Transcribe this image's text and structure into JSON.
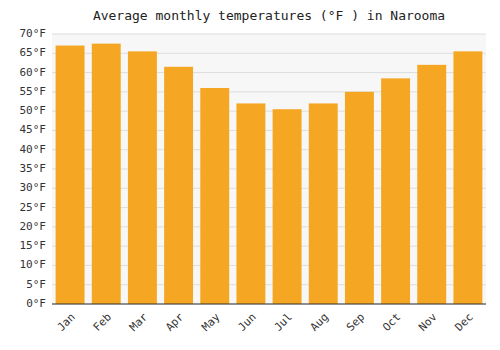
{
  "chart_data": {
    "type": "bar",
    "title": "Average monthly temperatures (°F ) in Narooma",
    "categories": [
      "Jan",
      "Feb",
      "Mar",
      "Apr",
      "May",
      "Jun",
      "Jul",
      "Aug",
      "Sep",
      "Oct",
      "Nov",
      "Dec"
    ],
    "values": [
      67,
      67.5,
      65.5,
      61.5,
      56,
      52,
      50.5,
      52,
      55,
      58.5,
      62,
      65.5
    ],
    "color": "#F5A623",
    "ylim": [
      0,
      70
    ],
    "yticks": [
      {
        "value": 0,
        "label": "0°F"
      },
      {
        "value": 5,
        "label": "5°F"
      },
      {
        "value": 10,
        "label": "10°F"
      },
      {
        "value": 15,
        "label": "15°F"
      },
      {
        "value": 20,
        "label": "20°F"
      },
      {
        "value": 25,
        "label": "25°F"
      },
      {
        "value": 30,
        "label": "30°F"
      },
      {
        "value": 35,
        "label": "35°F"
      },
      {
        "value": 40,
        "label": "40°F"
      },
      {
        "value": 45,
        "label": "45°F"
      },
      {
        "value": 50,
        "label": "50°F"
      },
      {
        "value": 55,
        "label": "55°F"
      },
      {
        "value": 60,
        "label": "60°F"
      },
      {
        "value": 65,
        "label": "65°F"
      },
      {
        "value": 70,
        "label": "70°F"
      }
    ],
    "grid": true
  }
}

-=-=-=-=-

» What is asked
Repeat the material exactly as it reads, without any of its pictures.

» Written answer
Transcribe this image's text and structure into JSON.
{
  "chart_data": {
    "type": "bar",
    "title": "Average monthly temperatures (°F ) in Narooma",
    "categories": [
      "Jan",
      "Feb",
      "Mar",
      "Apr",
      "May",
      "Jun",
      "Jul",
      "Aug",
      "Sep",
      "Oct",
      "Nov",
      "Dec"
    ],
    "values": [
      67,
      67.5,
      65.5,
      61.5,
      56,
      52,
      50.5,
      52,
      55,
      58.5,
      62,
      65.5
    ],
    "color": "#F5A623",
    "ylim": [
      0,
      70
    ],
    "yticks": [
      {
        "value": 0,
        "label": "0°F"
      },
      {
        "value": 5,
        "label": "5°F"
      },
      {
        "value": 10,
        "label": "10°F"
      },
      {
        "value": 15,
        "label": "15°F"
      },
      {
        "value": 20,
        "label": "20°F"
      },
      {
        "value": 25,
        "label": "25°F"
      },
      {
        "value": 30,
        "label": "30°F"
      },
      {
        "value": 35,
        "label": "35°F"
      },
      {
        "value": 40,
        "label": "40°F"
      },
      {
        "value": 45,
        "label": "45°F"
      },
      {
        "value": 50,
        "label": "50°F"
      },
      {
        "value": 55,
        "label": "55°F"
      },
      {
        "value": 60,
        "label": "60°F"
      },
      {
        "value": 65,
        "label": "65°F"
      },
      {
        "value": 70,
        "label": "70°F"
      }
    ],
    "grid": true
  }
}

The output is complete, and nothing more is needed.